(Stored data)

>> Begin

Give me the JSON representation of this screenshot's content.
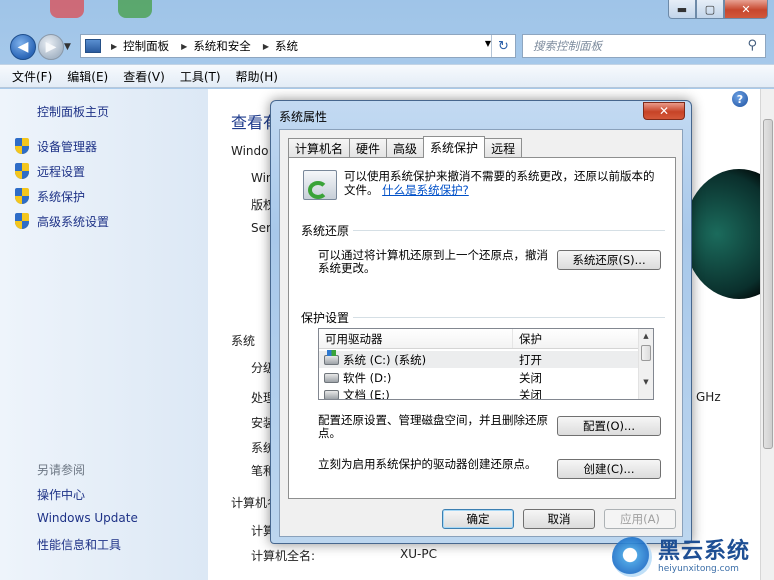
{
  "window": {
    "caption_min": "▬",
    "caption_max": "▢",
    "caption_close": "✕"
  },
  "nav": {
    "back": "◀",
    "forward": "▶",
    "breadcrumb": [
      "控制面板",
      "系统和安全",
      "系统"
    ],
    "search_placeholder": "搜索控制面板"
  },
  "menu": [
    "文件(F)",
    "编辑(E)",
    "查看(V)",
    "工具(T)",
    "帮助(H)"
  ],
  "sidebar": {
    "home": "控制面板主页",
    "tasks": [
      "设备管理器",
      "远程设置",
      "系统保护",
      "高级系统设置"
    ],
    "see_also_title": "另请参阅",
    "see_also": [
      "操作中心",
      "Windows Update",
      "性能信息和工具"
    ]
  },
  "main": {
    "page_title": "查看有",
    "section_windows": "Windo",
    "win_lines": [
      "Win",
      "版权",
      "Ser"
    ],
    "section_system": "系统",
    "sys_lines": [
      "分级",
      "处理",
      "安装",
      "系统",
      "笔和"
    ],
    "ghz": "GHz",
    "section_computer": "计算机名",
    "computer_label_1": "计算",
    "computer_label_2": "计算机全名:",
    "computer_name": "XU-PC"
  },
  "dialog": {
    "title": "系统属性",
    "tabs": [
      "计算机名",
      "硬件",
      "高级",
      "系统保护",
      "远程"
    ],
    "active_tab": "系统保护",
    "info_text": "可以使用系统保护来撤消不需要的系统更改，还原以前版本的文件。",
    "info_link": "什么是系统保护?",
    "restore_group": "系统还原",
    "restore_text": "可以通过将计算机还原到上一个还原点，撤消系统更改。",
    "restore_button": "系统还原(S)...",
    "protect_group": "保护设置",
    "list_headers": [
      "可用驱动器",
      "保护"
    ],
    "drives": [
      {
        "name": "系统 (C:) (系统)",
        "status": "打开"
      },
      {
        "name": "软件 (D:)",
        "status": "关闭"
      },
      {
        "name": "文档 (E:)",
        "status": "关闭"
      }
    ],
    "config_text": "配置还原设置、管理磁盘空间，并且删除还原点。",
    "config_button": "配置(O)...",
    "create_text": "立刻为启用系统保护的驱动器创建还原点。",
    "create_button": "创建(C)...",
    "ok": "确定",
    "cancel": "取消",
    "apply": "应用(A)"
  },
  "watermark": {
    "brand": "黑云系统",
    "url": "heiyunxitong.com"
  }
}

>> End

→ Exercise requirements
Quote every record above exactly, leaving out any pictures.

→ Completed exercise
Give me the JSON representation of this screenshot's content.
{
  "window": {
    "caption_min": "▬",
    "caption_max": "▢",
    "caption_close": "✕"
  },
  "nav": {
    "back": "◀",
    "forward": "▶",
    "breadcrumb": [
      "控制面板",
      "系统和安全",
      "系统"
    ],
    "search_placeholder": "搜索控制面板"
  },
  "menu": [
    "文件(F)",
    "编辑(E)",
    "查看(V)",
    "工具(T)",
    "帮助(H)"
  ],
  "sidebar": {
    "home": "控制面板主页",
    "tasks": [
      "设备管理器",
      "远程设置",
      "系统保护",
      "高级系统设置"
    ],
    "see_also_title": "另请参阅",
    "see_also": [
      "操作中心",
      "Windows Update",
      "性能信息和工具"
    ]
  },
  "main": {
    "page_title": "查看有",
    "section_windows": "Windo",
    "win_lines": [
      "Win",
      "版权",
      "Ser"
    ],
    "section_system": "系统",
    "sys_lines": [
      "分级",
      "处理",
      "安装",
      "系统",
      "笔和"
    ],
    "ghz": "GHz",
    "section_computer": "计算机名",
    "computer_label_1": "计算",
    "computer_label_2": "计算机全名:",
    "computer_name": "XU-PC"
  },
  "dialog": {
    "title": "系统属性",
    "tabs": [
      "计算机名",
      "硬件",
      "高级",
      "系统保护",
      "远程"
    ],
    "active_tab": "系统保护",
    "info_text": "可以使用系统保护来撤消不需要的系统更改，还原以前版本的文件。",
    "info_link": "什么是系统保护?",
    "restore_group": "系统还原",
    "restore_text": "可以通过将计算机还原到上一个还原点，撤消系统更改。",
    "restore_button": "系统还原(S)...",
    "protect_group": "保护设置",
    "list_headers": [
      "可用驱动器",
      "保护"
    ],
    "drives": [
      {
        "name": "系统 (C:) (系统)",
        "status": "打开"
      },
      {
        "name": "软件 (D:)",
        "status": "关闭"
      },
      {
        "name": "文档 (E:)",
        "status": "关闭"
      }
    ],
    "config_text": "配置还原设置、管理磁盘空间，并且删除还原点。",
    "config_button": "配置(O)...",
    "create_text": "立刻为启用系统保护的驱动器创建还原点。",
    "create_button": "创建(C)...",
    "ok": "确定",
    "cancel": "取消",
    "apply": "应用(A)"
  },
  "watermark": {
    "brand": "黑云系统",
    "url": "heiyunxitong.com"
  }
}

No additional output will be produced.